--- Information provided ---

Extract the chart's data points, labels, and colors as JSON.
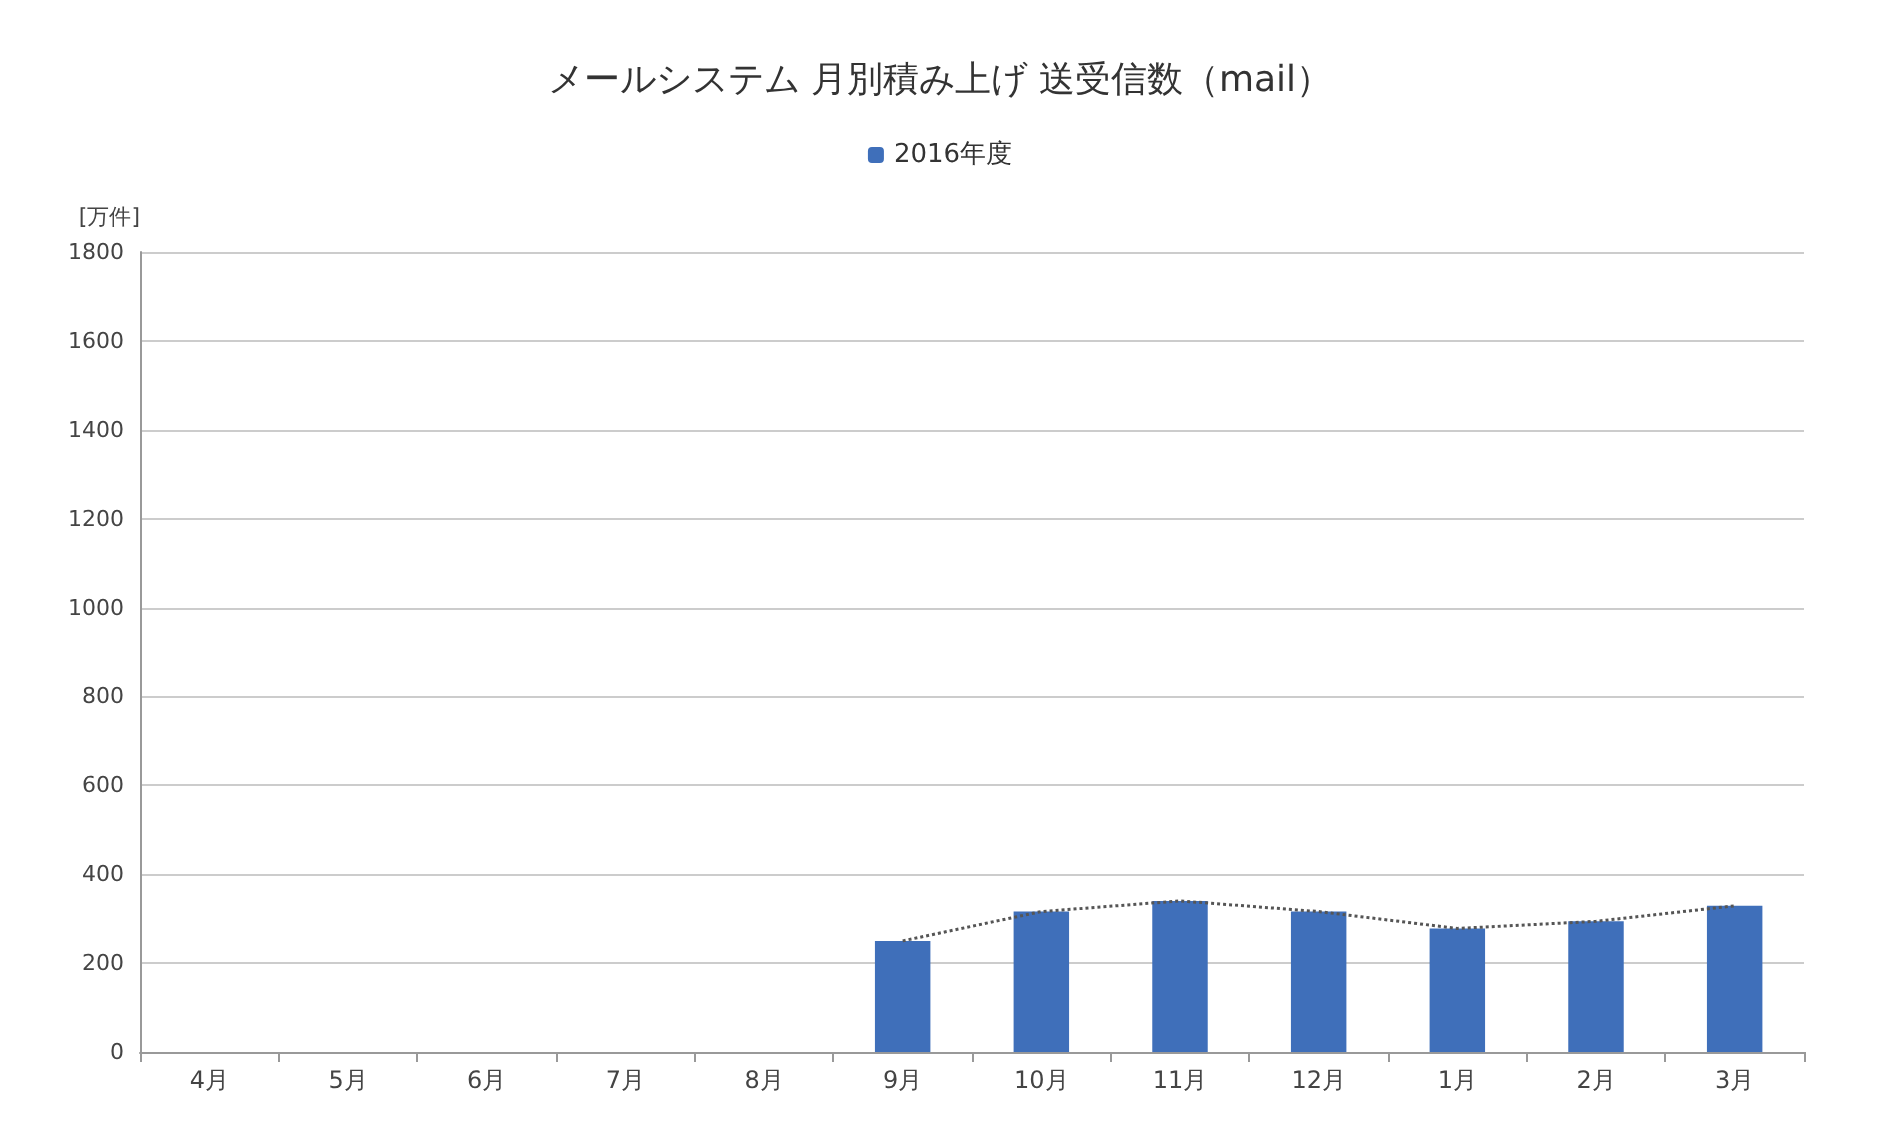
{
  "chart_data": {
    "type": "bar",
    "title": "メールシステム 月別積み上げ 送受信数（mail）",
    "ylabel": "[万件]",
    "categories": [
      "4月",
      "5月",
      "6月",
      "7月",
      "8月",
      "9月",
      "10月",
      "11月",
      "12月",
      "1月",
      "2月",
      "3月"
    ],
    "series": [
      {
        "name": "2016年度",
        "color": "#3f6fba",
        "values": [
          null,
          null,
          null,
          null,
          null,
          250,
          316,
          340,
          316,
          278,
          294,
          329
        ]
      },
      {
        "type": "line",
        "color": "#555555",
        "line_style": "dotted",
        "marker": "none",
        "values": [
          null,
          null,
          null,
          null,
          null,
          250,
          316,
          340,
          316,
          278,
          294,
          329
        ]
      }
    ],
    "ylim": [
      0,
      1800
    ],
    "yticks": [
      0,
      200,
      400,
      600,
      800,
      1000,
      1200,
      1400,
      1600,
      1800
    ],
    "grid": "y",
    "legend": "top"
  }
}
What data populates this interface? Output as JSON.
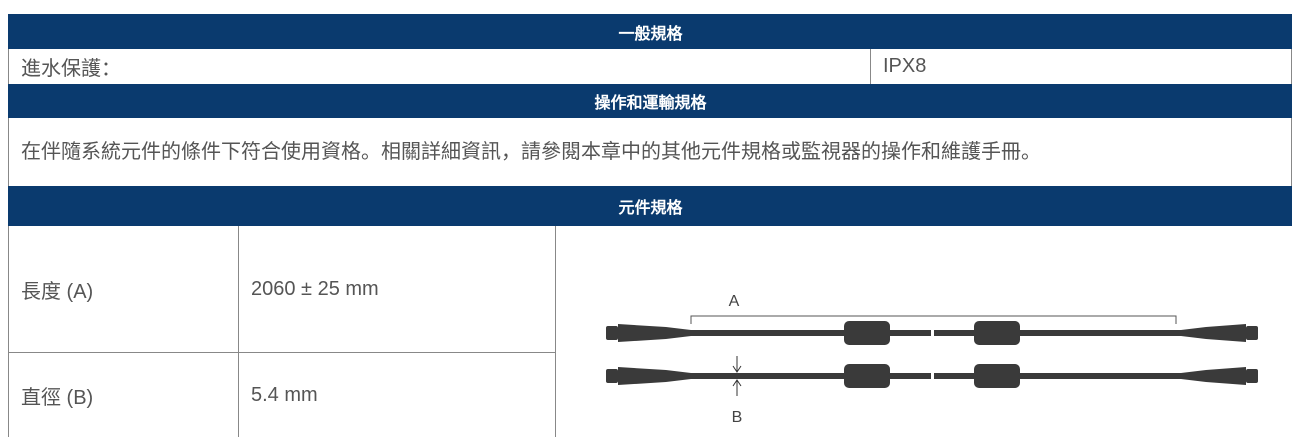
{
  "general": {
    "title": "一般規格",
    "label": "進水保護：",
    "value": "IPX8"
  },
  "operation": {
    "title": "操作和運輸規格",
    "text": "在伴隨系統元件的條件下符合使用資格。相關詳細資訊，請參閱本章中的其他元件規格或監視器的操作和維護手冊。"
  },
  "components": {
    "title": "元件規格",
    "rows": [
      {
        "label": "長度 (A)",
        "value": "2060 ± 25 mm"
      },
      {
        "label": "直徑 (B)",
        "value": "5.4 mm"
      }
    ],
    "figure": {
      "label_a": "A",
      "label_b": "B"
    }
  }
}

---

• Written task
What is needed is an exact reproduction of the data, pictures excluded.

• Response to the task
Extract the chart's data points, labels, and colors as JSON.
{
  "chart_data": {
    "type": "bar",
    "title": "メールシステム 月別積み上げ 送受信数（mail）",
    "ylabel": "[万件]",
    "categories": [
      "4月",
      "5月",
      "6月",
      "7月",
      "8月",
      "9月",
      "10月",
      "11月",
      "12月",
      "1月",
      "2月",
      "3月"
    ],
    "series": [
      {
        "name": "2016年度",
        "color": "#3f6fba",
        "values": [
          null,
          null,
          null,
          null,
          null,
          250,
          316,
          340,
          316,
          278,
          294,
          329
        ]
      },
      {
        "type": "line",
        "color": "#555555",
        "line_style": "dotted",
        "marker": "none",
        "values": [
          null,
          null,
          null,
          null,
          null,
          250,
          316,
          340,
          316,
          278,
          294,
          329
        ]
      }
    ],
    "ylim": [
      0,
      1800
    ],
    "yticks": [
      0,
      200,
      400,
      600,
      800,
      1000,
      1200,
      1400,
      1600,
      1800
    ],
    "grid": "y",
    "legend": "top"
  }
}
What data populates this interface? Output as JSON.
{
  "general": {
    "title": "一般規格",
    "label": "進水保護：",
    "value": "IPX8"
  },
  "operation": {
    "title": "操作和運輸規格",
    "text": "在伴隨系統元件的條件下符合使用資格。相關詳細資訊，請參閱本章中的其他元件規格或監視器的操作和維護手冊。"
  },
  "components": {
    "title": "元件規格",
    "rows": [
      {
        "label": "長度 (A)",
        "value": "2060 ± 25 mm"
      },
      {
        "label": "直徑 (B)",
        "value": "5.4 mm"
      }
    ],
    "figure": {
      "label_a": "A",
      "label_b": "B"
    }
  }
}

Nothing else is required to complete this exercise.